## Task statement
Your task is to copy every line of the entries that contains "ffffff".

## Source records
* begin *

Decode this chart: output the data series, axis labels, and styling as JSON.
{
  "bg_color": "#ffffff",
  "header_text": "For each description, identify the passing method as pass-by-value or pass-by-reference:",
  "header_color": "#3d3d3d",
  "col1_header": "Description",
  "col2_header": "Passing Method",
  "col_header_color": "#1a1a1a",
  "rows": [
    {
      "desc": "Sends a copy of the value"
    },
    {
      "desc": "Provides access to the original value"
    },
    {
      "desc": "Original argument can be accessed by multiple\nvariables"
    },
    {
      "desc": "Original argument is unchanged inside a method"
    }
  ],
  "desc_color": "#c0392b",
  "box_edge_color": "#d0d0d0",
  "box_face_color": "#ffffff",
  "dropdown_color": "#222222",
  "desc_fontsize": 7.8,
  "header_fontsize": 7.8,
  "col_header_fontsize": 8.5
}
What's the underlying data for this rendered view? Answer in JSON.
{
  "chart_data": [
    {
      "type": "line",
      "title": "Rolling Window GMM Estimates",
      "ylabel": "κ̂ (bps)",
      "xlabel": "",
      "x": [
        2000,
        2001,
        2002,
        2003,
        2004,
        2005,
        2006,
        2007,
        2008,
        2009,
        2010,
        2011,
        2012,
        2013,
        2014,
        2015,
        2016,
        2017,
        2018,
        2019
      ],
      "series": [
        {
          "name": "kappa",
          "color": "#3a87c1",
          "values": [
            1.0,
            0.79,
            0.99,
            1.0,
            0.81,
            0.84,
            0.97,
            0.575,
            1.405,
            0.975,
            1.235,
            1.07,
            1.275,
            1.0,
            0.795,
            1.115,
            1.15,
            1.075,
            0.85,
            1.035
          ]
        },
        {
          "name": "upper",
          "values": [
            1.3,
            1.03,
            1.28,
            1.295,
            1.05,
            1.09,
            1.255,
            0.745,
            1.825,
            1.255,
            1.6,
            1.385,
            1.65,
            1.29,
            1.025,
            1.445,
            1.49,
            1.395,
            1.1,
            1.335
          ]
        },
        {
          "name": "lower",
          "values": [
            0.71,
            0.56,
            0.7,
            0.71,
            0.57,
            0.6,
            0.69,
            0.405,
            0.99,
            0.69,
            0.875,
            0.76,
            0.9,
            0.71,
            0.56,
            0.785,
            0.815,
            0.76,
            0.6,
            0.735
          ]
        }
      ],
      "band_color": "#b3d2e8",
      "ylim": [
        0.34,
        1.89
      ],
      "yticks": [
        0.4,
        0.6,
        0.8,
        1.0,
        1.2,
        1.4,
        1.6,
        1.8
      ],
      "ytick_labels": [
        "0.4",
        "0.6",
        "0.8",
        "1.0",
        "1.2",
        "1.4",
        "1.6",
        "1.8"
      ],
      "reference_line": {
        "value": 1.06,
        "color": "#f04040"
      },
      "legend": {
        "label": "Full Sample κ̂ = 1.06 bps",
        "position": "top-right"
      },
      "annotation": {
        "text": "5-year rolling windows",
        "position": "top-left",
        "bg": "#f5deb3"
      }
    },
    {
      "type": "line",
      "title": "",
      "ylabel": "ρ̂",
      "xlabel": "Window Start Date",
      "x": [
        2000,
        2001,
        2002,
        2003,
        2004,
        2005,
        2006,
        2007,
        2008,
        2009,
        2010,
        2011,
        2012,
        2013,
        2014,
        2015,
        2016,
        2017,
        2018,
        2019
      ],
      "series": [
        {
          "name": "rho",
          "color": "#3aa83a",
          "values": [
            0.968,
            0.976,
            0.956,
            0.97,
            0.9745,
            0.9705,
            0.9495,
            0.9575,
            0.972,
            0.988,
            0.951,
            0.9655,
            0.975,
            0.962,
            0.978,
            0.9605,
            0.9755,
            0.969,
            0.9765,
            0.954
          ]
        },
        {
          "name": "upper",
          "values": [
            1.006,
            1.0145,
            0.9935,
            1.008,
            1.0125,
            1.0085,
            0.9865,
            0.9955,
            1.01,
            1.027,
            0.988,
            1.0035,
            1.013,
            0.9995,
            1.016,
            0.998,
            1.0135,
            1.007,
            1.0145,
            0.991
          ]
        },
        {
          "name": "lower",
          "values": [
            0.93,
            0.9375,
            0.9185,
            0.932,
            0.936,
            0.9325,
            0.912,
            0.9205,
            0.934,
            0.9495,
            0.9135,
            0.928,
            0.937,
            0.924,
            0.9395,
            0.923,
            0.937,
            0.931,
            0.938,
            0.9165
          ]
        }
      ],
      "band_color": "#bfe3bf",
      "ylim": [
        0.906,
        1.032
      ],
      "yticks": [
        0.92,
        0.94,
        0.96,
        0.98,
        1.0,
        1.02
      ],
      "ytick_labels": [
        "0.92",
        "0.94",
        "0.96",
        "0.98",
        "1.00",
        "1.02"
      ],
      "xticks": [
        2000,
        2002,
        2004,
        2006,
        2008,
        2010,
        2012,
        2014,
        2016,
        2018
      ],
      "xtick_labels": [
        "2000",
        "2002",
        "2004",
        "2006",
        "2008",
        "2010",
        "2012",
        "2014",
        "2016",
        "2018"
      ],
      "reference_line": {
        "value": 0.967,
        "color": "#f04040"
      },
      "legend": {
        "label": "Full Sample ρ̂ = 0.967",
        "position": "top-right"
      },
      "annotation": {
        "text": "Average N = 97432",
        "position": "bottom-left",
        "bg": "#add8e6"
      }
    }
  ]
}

* end *

## Output of the exercise
  "bg_color": "#ffffff",
  "box_face_color": "#ffffff",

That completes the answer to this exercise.